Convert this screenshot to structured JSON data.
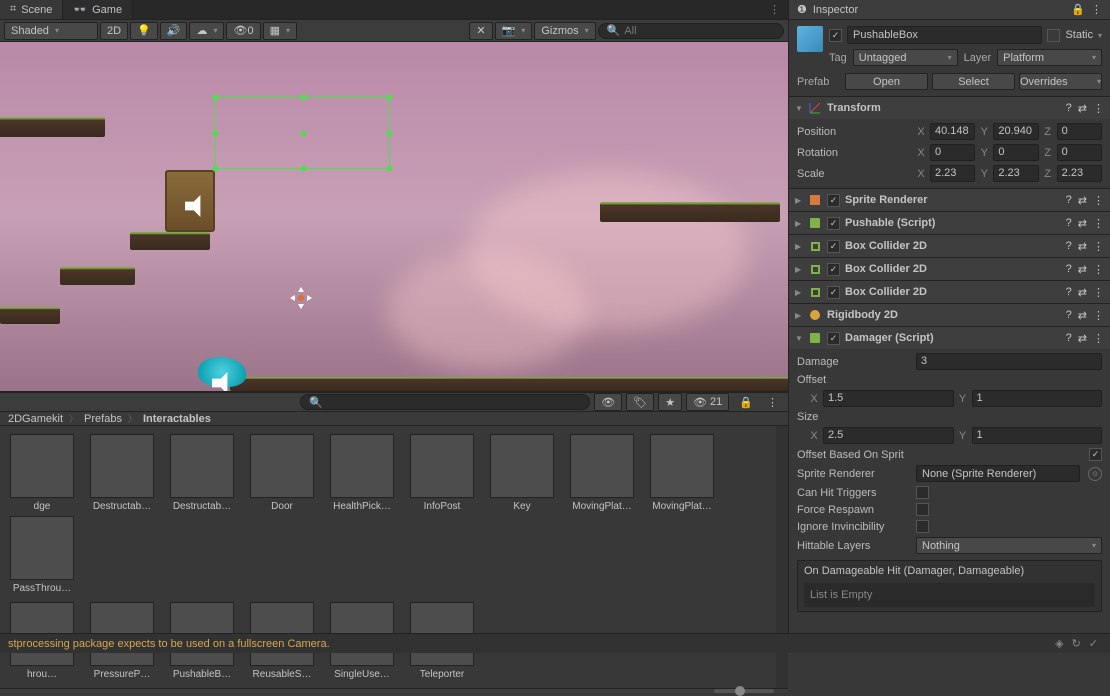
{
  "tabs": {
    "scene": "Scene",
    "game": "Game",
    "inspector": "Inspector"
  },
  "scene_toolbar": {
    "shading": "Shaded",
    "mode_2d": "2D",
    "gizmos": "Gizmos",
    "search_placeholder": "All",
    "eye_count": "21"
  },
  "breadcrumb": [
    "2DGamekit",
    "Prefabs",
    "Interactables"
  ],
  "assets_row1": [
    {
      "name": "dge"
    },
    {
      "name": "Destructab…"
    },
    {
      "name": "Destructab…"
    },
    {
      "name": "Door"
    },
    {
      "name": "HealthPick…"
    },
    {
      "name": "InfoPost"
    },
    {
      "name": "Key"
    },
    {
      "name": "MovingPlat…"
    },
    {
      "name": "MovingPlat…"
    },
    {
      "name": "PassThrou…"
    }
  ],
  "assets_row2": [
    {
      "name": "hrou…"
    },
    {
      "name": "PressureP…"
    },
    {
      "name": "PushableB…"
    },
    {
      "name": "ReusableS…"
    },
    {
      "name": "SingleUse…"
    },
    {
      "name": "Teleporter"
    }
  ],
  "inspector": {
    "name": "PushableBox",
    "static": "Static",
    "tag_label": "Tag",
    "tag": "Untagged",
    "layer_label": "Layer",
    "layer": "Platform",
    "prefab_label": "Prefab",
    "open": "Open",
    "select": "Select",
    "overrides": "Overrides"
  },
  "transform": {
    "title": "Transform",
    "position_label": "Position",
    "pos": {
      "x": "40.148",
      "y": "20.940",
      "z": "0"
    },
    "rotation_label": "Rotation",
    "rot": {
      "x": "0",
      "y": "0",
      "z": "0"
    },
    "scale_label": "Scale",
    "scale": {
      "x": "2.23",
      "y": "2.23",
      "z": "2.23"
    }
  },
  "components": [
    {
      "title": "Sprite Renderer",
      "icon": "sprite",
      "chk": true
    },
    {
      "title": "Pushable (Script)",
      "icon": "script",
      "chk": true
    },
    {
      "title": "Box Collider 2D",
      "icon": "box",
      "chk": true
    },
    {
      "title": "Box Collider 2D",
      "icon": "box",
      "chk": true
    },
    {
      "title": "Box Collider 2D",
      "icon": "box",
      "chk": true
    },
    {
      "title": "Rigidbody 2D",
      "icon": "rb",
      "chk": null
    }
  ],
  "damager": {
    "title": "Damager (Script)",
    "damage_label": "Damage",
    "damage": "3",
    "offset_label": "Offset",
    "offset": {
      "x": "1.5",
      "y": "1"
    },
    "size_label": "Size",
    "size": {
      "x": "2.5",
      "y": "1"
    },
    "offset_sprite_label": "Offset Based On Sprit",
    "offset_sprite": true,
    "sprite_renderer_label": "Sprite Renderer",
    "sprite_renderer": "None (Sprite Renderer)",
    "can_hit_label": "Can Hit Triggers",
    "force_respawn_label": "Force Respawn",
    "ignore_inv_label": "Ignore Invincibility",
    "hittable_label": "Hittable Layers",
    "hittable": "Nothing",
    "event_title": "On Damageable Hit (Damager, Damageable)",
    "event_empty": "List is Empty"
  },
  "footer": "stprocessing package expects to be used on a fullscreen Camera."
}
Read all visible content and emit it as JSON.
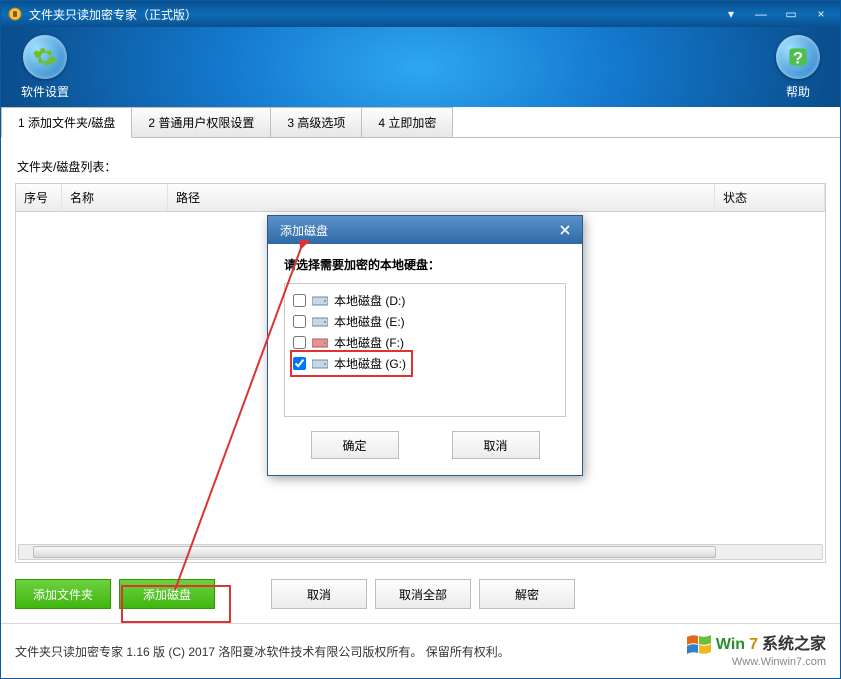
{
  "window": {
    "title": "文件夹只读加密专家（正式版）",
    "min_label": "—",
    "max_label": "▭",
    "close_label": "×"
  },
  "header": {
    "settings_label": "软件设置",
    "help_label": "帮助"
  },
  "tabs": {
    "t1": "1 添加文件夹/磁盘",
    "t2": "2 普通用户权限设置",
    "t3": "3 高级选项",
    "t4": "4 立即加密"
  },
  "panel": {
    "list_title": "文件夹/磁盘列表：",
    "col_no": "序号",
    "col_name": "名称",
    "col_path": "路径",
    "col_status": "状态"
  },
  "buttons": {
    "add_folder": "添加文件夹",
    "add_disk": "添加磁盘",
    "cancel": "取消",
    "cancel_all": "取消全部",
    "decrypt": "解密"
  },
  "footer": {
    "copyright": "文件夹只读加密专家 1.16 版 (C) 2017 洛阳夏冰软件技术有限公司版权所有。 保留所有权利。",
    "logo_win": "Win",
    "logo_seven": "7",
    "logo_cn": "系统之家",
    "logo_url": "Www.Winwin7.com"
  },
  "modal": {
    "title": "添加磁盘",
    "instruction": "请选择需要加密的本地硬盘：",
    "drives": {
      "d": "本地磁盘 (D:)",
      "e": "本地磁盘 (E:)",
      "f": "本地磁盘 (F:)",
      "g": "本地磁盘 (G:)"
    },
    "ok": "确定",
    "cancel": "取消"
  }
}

────────────────────────────────────────

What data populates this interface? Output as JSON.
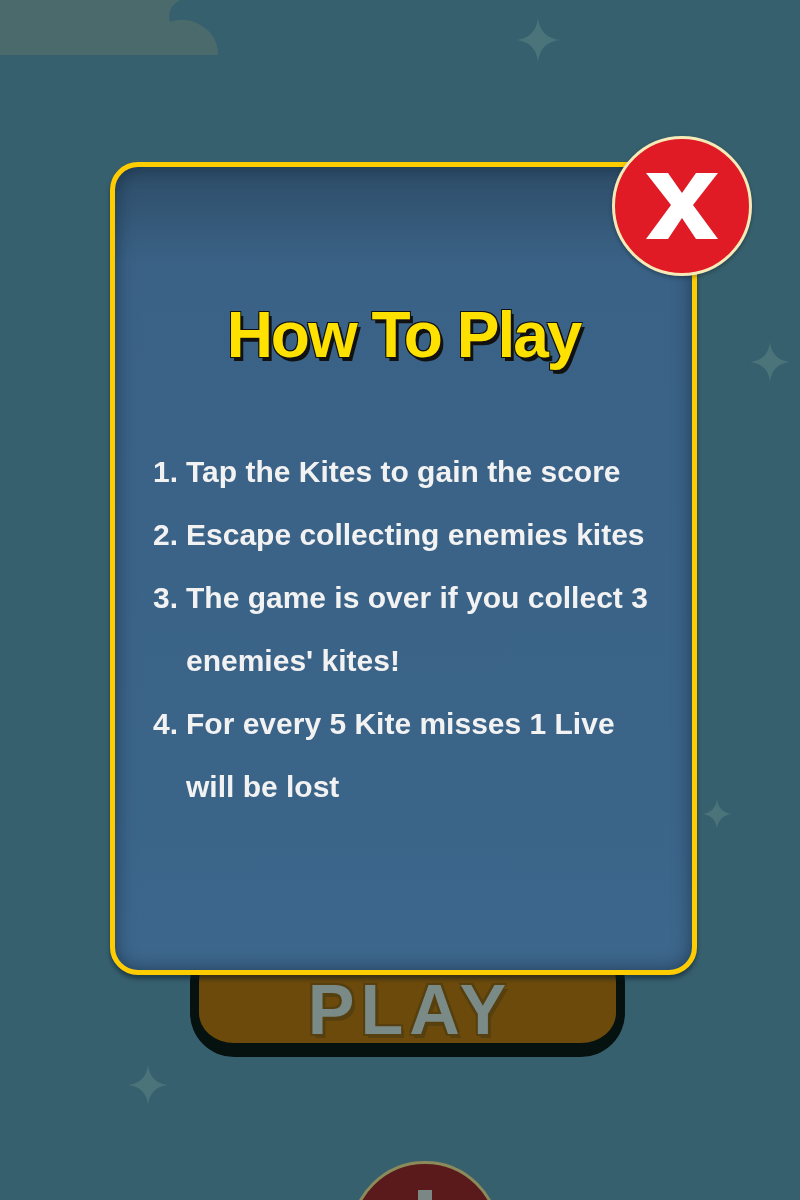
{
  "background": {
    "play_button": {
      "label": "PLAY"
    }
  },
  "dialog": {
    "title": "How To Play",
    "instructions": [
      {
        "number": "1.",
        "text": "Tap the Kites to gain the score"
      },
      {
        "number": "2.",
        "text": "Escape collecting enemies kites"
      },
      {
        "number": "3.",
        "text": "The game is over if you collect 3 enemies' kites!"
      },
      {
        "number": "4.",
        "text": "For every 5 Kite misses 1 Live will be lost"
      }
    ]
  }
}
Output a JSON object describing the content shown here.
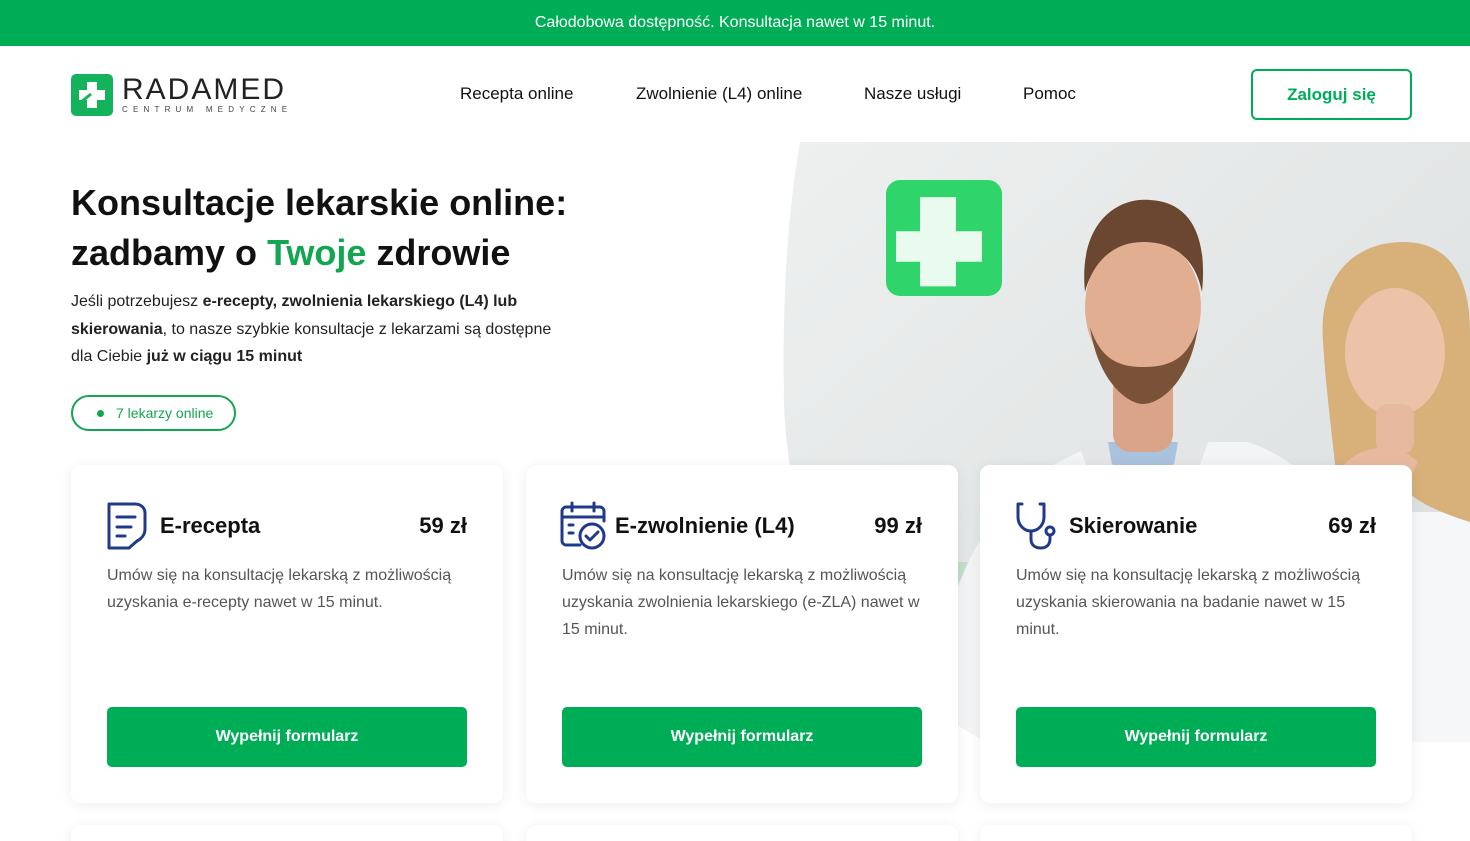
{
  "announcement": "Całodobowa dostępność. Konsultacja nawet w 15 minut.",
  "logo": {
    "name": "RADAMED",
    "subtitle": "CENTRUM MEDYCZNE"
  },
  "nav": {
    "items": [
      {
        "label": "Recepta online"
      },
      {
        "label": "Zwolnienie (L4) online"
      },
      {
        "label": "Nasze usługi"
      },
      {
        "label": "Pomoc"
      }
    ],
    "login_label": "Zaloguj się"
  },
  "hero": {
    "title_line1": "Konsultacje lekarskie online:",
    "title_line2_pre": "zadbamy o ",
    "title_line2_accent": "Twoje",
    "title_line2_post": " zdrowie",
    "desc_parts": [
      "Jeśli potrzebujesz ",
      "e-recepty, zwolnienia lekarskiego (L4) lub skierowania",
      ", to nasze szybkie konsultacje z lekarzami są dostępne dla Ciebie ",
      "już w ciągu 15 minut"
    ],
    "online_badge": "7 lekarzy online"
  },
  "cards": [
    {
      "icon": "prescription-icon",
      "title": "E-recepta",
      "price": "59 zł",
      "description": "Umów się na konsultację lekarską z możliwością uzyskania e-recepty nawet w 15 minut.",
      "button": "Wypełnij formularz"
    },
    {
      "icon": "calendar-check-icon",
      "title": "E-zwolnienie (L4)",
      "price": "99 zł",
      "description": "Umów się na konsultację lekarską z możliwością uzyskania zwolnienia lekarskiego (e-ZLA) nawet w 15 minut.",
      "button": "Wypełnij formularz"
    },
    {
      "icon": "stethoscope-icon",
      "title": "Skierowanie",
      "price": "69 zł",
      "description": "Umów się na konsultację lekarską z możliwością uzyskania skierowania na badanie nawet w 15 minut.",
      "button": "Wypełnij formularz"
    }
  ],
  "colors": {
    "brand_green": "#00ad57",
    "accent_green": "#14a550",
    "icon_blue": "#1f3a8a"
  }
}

────────────────────────────────────────

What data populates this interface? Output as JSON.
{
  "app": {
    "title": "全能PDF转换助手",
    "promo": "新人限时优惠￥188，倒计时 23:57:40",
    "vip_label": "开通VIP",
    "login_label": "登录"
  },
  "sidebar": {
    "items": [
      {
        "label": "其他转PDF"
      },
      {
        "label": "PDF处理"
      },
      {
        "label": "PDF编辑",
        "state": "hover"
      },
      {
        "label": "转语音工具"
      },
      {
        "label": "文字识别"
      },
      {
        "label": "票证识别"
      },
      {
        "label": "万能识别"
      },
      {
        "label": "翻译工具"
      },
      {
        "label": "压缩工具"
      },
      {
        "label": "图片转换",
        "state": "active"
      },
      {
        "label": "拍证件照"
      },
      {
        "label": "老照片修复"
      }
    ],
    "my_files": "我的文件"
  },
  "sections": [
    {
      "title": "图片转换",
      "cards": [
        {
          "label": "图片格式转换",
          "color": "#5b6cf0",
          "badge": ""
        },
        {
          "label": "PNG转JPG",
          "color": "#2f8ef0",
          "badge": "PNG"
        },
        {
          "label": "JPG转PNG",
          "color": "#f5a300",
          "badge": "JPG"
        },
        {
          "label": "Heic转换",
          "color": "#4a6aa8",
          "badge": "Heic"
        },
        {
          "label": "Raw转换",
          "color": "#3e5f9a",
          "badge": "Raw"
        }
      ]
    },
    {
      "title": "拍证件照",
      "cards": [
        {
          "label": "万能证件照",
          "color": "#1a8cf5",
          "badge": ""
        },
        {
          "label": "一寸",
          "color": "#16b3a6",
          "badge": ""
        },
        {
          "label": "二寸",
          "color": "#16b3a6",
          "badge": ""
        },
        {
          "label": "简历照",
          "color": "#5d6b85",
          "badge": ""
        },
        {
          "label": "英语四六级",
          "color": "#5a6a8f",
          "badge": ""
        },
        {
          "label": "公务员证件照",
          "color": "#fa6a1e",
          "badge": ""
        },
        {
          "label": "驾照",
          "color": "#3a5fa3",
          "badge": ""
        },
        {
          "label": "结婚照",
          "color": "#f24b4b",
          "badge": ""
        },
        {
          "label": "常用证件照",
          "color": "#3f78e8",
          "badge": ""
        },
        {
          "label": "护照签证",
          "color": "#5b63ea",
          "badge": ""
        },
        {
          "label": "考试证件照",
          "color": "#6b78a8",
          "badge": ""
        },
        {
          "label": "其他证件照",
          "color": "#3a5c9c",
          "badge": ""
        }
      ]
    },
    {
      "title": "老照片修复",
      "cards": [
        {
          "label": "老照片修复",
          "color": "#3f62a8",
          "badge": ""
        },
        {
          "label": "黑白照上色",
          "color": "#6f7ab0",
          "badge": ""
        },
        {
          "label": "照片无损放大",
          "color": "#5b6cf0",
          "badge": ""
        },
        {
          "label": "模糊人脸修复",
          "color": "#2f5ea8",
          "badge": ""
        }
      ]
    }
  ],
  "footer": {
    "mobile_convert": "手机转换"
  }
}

────────────────────────────────────────

▶ [Requirement]
Scan the lines for the string "recepty". Pick out every line that has it.

▶ [Result]
      "e-recepty, zwolnienia lekarskiego (L4) lub skierowania",
      "description": "Umów się na konsultację lekarską z możliwością uzyskania e-recepty nawet w 15 minut.",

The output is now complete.